Text provided:

::::::

And here’s something that everyone should say about someone else: James is a better game designer than I am. Like, way better. I can patch together some rules for a game, but James can put together ten or twelve solid games in as many hours. But there’s one caveat to this truth. James doesn’t get roleplaying games. It’s not that he doesn’t understand them, or even that he couldn’t design one, but there’s just something about RPGs that eludes him. He’s said this to me more than once. And I think it’s part of the mutual respect we have.

Just recently, at RinCon, he told me about a Pairs Deck game he made that was, in essence, an RPG. A card draft tells you who your character is and what they can do, establishing race and character class. Then, play proceeds to tell the story of your characters running through a dungeon crawl.

(“Running through a dungeon crawl.” Oh I could go on and on about the irony of that.)

James explained to me that his regular playtest crew was having fun, but there was a problem with the game. Whenever they were bantering and roleplaying their characters, they were having fun, but as soon as they engaged with the mechanic, the fun fell apart. And a little prideful part of me likes to think that he was telling me this story because he wanted my opinion about it. That one little thing that I knew, that little trick he hadn’t mastered yet. He was asking me. That’s what I like to tell myself. Anyway, he told me the story and without missing a beat, I said something that completely took me by surprise.

“In an RPG, the fun happens between the rules.”

I was shocked after I said it. But I said it with such confidence, I’m sure James thought it was some kind of profound RPG Buddha wisdom that I kept secret except for those who were truly worthy. But that isn’t the case. I just kind of said it. And after saying it, I thought about it for the rest of the weekend.

::::::

Data block:
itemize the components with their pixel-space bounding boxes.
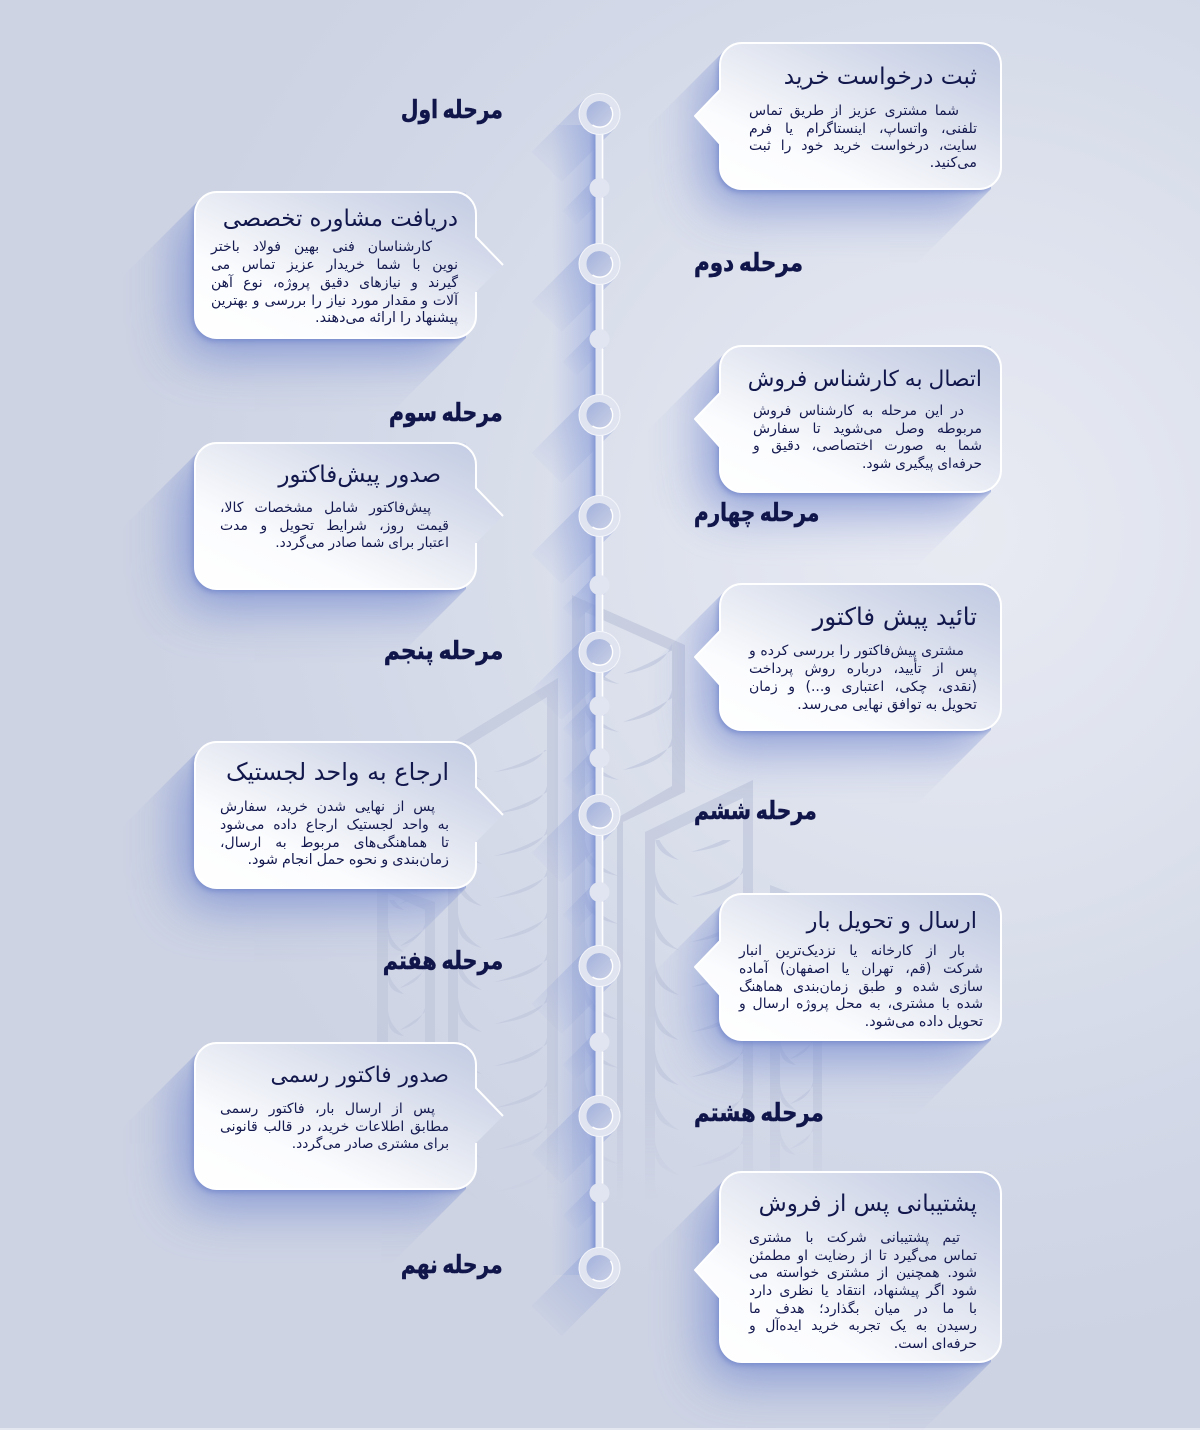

::::::

Exercise: Echo the passage about James and roleplaying games verbatim, beginning at the words that have "Just recently, at" and stopping after "irony of that.)". Rely solely on the passage about James and the roleplaying game.

Complete response:
Just recently, at RinCon, he told me about a Pairs Deck game he made that was, in essence, an RPG. A card draft tells you who your character is and what they can do, establishing race and character class. Then, play proceeds to tell the story of your characters running through a dungeon crawl.

(“Running through a dungeon crawl.” Oh I could go on and on about the irony of that.)